Your task -
Please give the listing again, word for word, with nothing left out.

[Saved data entries]
+++++

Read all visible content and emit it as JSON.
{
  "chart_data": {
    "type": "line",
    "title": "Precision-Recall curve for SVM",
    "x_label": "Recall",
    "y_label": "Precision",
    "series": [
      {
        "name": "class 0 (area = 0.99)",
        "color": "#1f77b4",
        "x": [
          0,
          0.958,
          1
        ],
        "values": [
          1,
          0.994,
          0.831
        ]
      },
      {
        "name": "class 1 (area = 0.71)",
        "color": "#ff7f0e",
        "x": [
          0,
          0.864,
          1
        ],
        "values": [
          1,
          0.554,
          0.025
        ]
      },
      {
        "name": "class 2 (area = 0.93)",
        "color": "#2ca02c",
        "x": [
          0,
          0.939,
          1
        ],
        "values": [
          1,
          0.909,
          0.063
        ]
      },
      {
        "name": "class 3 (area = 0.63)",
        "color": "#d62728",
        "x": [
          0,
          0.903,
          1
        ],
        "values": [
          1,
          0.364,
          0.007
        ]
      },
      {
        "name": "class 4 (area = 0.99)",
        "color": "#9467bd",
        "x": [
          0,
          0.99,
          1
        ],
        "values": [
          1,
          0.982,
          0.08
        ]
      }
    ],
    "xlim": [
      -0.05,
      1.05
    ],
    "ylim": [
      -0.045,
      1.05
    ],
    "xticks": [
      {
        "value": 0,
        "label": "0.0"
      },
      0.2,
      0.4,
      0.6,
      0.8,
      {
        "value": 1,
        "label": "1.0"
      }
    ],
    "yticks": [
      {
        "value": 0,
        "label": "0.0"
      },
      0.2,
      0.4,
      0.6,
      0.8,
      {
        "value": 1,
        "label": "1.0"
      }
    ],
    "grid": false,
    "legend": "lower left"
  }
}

+++++

Response -
Read all visible content and emit it as JSON.
{
  "chart_data": {
    "type": "line",
    "title": "Precision-Recall curve for SVM",
    "x_label": "Recall",
    "y_label": "Precision",
    "series": [
      {
        "name": "class 0 (area = 0.99)",
        "color": "#1f77b4",
        "x": [
          0,
          0.958,
          1
        ],
        "values": [
          1,
          0.994,
          0.831
        ]
      },
      {
        "name": "class 1 (area = 0.71)",
        "color": "#ff7f0e",
        "x": [
          0,
          0.864,
          1
        ],
        "values": [
          1,
          0.554,
          0.025
        ]
      },
      {
        "name": "class 2 (area = 0.93)",
        "color": "#2ca02c",
        "x": [
          0,
          0.939,
          1
        ],
        "values": [
          1,
          0.909,
          0.063
        ]
      },
      {
        "name": "class 3 (area = 0.63)",
        "color": "#d62728",
        "x": [
          0,
          0.903,
          1
        ],
        "values": [
          1,
          0.364,
          0.007
        ]
      },
      {
        "name": "class 4 (area = 0.99)",
        "color": "#9467bd",
        "x": [
          0,
          0.99,
          1
        ],
        "values": [
          1,
          0.982,
          0.08
        ]
      }
    ],
    "xlim": [
      -0.05,
      1.05
    ],
    "ylim": [
      -0.045,
      1.05
    ],
    "xticks": [
      {
        "value": 0,
        "label": "0.0"
      },
      0.2,
      0.4,
      0.6,
      0.8,
      {
        "value": 1,
        "label": "1.0"
      }
    ],
    "yticks": [
      {
        "value": 0,
        "label": "0.0"
      },
      0.2,
      0.4,
      0.6,
      0.8,
      {
        "value": 1,
        "label": "1.0"
      }
    ],
    "grid": false,
    "legend": "lower left"
  }
}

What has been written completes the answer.